STATED TASK ▸ Give all of the lines again exactly as they read.
━━━ INPUT MATERIAL
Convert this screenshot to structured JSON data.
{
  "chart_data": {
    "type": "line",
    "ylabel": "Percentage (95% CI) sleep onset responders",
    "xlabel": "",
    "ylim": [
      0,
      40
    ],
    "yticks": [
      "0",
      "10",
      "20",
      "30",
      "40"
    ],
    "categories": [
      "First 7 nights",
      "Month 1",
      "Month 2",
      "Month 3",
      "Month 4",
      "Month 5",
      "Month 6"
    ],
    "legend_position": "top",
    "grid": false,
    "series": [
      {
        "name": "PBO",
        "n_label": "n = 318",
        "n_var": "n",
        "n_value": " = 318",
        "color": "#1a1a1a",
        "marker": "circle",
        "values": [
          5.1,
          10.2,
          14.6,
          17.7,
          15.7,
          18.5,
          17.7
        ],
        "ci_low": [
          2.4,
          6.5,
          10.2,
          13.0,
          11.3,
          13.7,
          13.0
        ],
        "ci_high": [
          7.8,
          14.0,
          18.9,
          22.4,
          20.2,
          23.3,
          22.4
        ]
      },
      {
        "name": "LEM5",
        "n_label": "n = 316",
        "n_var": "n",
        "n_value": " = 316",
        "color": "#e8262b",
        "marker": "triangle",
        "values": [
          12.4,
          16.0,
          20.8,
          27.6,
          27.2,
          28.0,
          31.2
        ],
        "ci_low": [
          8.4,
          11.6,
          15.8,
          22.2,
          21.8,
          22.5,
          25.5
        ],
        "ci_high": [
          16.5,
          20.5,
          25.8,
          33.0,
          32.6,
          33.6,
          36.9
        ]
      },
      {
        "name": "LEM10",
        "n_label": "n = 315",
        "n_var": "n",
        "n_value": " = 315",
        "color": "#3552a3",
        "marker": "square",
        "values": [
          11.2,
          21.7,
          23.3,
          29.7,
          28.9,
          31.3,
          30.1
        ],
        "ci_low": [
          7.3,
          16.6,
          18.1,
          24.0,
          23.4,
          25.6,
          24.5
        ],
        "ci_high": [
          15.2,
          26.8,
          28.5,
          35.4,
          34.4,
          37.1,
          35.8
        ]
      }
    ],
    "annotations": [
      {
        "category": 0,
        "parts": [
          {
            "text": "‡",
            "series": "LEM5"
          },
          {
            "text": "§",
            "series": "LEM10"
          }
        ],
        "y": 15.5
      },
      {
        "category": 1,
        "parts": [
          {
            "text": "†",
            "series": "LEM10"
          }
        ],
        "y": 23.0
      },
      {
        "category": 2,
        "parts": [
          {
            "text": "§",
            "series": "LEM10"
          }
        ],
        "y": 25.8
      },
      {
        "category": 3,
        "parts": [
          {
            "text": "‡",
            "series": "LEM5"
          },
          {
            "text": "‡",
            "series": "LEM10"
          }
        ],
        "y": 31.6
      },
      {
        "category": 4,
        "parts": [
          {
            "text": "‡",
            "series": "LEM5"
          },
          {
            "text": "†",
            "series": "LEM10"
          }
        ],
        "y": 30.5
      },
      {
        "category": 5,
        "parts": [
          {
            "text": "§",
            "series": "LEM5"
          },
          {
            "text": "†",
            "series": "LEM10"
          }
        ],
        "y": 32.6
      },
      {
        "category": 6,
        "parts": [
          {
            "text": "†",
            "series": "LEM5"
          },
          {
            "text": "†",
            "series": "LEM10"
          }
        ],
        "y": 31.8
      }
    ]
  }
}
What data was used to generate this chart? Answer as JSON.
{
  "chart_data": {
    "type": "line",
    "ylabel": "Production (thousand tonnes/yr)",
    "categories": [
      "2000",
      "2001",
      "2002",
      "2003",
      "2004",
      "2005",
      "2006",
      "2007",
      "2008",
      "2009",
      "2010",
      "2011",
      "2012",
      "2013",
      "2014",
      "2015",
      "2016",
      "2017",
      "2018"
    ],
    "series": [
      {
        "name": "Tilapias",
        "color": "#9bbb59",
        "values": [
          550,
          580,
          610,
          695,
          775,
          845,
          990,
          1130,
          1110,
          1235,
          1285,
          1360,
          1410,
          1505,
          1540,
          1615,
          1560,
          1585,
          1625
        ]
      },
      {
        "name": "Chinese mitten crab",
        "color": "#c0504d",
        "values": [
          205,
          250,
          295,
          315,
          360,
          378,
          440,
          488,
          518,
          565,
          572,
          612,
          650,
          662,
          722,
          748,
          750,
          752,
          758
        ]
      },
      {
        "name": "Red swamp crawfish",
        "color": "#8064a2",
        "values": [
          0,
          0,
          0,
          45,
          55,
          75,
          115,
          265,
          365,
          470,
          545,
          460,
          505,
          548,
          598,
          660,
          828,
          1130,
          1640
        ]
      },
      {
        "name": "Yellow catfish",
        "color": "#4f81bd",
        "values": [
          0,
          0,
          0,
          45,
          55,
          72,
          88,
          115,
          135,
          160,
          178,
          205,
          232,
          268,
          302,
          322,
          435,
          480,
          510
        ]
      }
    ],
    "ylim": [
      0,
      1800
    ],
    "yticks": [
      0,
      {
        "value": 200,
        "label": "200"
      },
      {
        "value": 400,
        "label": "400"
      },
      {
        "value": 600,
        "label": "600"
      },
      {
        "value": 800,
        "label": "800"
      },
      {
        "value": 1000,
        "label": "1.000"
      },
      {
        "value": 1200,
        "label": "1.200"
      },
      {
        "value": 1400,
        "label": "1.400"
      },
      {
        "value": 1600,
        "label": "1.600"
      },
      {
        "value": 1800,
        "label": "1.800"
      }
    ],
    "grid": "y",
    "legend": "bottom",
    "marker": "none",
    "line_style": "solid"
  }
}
━━━━━━
RESPONSE TO THIS EXERCISE ▸
Convert this screenshot to structured JSON data.
{
  "chart_data": {
    "type": "line",
    "ylabel": "Percentage (95% CI) sleep onset responders",
    "xlabel": "",
    "ylim": [
      0,
      40
    ],
    "yticks": [
      "0",
      "10",
      "20",
      "30",
      "40"
    ],
    "categories": [
      "First 7 nights",
      "Month 1",
      "Month 2",
      "Month 3",
      "Month 4",
      "Month 5",
      "Month 6"
    ],
    "legend_position": "top",
    "grid": false,
    "series": [
      {
        "name": "PBO",
        "n_label": "n = 318",
        "n_var": "n",
        "n_value": " = 318",
        "color": "#1a1a1a",
        "marker": "circle",
        "values": [
          5.1,
          10.2,
          14.6,
          17.7,
          15.7,
          18.5,
          17.7
        ],
        "ci_low": [
          2.4,
          6.5,
          10.2,
          13.0,
          11.3,
          13.7,
          13.0
        ],
        "ci_high": [
          7.8,
          14.0,
          18.9,
          22.4,
          20.2,
          23.3,
          22.4
        ]
      },
      {
        "name": "LEM5",
        "n_label": "n = 316",
        "n_var": "n",
        "n_value": " = 316",
        "color": "#e8262b",
        "marker": "triangle",
        "values": [
          12.4,
          16.0,
          20.8,
          27.6,
          27.2,
          28.0,
          31.2
        ],
        "ci_low": [
          8.4,
          11.6,
          15.8,
          22.2,
          21.8,
          22.5,
          25.5
        ],
        "ci_high": [
          16.5,
          20.5,
          25.8,
          33.0,
          32.6,
          33.6,
          36.9
        ]
      },
      {
        "name": "LEM10",
        "n_label": "n = 315",
        "n_var": "n",
        "n_value": " = 315",
        "color": "#3552a3",
        "marker": "square",
        "values": [
          11.2,
          21.7,
          23.3,
          29.7,
          28.9,
          31.3,
          30.1
        ],
        "ci_low": [
          7.3,
          16.6,
          18.1,
          24.0,
          23.4,
          25.6,
          24.5
        ],
        "ci_high": [
          15.2,
          26.8,
          28.5,
          35.4,
          34.4,
          37.1,
          35.8
        ]
      }
    ],
    "annotations": [
      {
        "category": 0,
        "parts": [
          {
            "text": "‡",
            "series": "LEM5"
          },
          {
            "text": "§",
            "series": "LEM10"
          }
        ],
        "y": 15.5
      },
      {
        "category": 1,
        "parts": [
          {
            "text": "†",
            "series": "LEM10"
          }
        ],
        "y": 23.0
      },
      {
        "category": 2,
        "parts": [
          {
            "text": "§",
            "series": "LEM10"
          }
        ],
        "y": 25.8
      },
      {
        "category": 3,
        "parts": [
          {
            "text": "‡",
            "series": "LEM5"
          },
          {
            "text": "‡",
            "series": "LEM10"
          }
        ],
        "y": 31.6
      },
      {
        "category": 4,
        "parts": [
          {
            "text": "‡",
            "series": "LEM5"
          },
          {
            "text": "†",
            "series": "LEM10"
          }
        ],
        "y": 30.5
      },
      {
        "category": 5,
        "parts": [
          {
            "text": "§",
            "series": "LEM5"
          },
          {
            "text": "†",
            "series": "LEM10"
          }
        ],
        "y": 32.6
      },
      {
        "category": 6,
        "parts": [
          {
            "text": "†",
            "series": "LEM5"
          },
          {
            "text": "†",
            "series": "LEM10"
          }
        ],
        "y": 31.8
      }
    ]
  }
}
What data was used to generate this chart? Answer as JSON.
{
  "chart_data": {
    "type": "line",
    "ylabel": "Production (thousand tonnes/yr)",
    "categories": [
      "2000",
      "2001",
      "2002",
      "2003",
      "2004",
      "2005",
      "2006",
      "2007",
      "2008",
      "2009",
      "2010",
      "2011",
      "2012",
      "2013",
      "2014",
      "2015",
      "2016",
      "2017",
      "2018"
    ],
    "series": [
      {
        "name": "Tilapias",
        "color": "#9bbb59",
        "values": [
          550,
          580,
          610,
          695,
          775,
          845,
          990,
          1130,
          1110,
          1235,
          1285,
          1360,
          1410,
          1505,
          1540,
          1615,
          1560,
          1585,
          1625
        ]
      },
      {
        "name": "Chinese mitten crab",
        "color": "#c0504d",
        "values": [
          205,
          250,
          295,
          315,
          360,
          378,
          440,
          488,
          518,
          565,
          572,
          612,
          650,
          662,
          722,
          748,
          750,
          752,
          758
        ]
      },
      {
        "name": "Red swamp crawfish",
        "color": "#8064a2",
        "values": [
          0,
          0,
          0,
          45,
          55,
          75,
          115,
          265,
          365,
          470,
          545,
          460,
          505,
          548,
          598,
          660,
          828,
          1130,
          1640
        ]
      },
      {
        "name": "Yellow catfish",
        "color": "#4f81bd",
        "values": [
          0,
          0,
          0,
          45,
          55,
          72,
          88,
          115,
          135,
          160,
          178,
          205,
          232,
          268,
          302,
          322,
          435,
          480,
          510
        ]
      }
    ],
    "ylim": [
      0,
      1800
    ],
    "yticks": [
      0,
      {
        "value": 200,
        "label": "200"
      },
      {
        "value": 400,
        "label": "400"
      },
      {
        "value": 600,
        "label": "600"
      },
      {
        "value": 800,
        "label": "800"
      },
      {
        "value": 1000,
        "label": "1.000"
      },
      {
        "value": 1200,
        "label": "1.200"
      },
      {
        "value": 1400,
        "label": "1.400"
      },
      {
        "value": 1600,
        "label": "1.600"
      },
      {
        "value": 1800,
        "label": "1.800"
      }
    ],
    "grid": "y",
    "legend": "bottom",
    "marker": "none",
    "line_style": "solid"
  }
}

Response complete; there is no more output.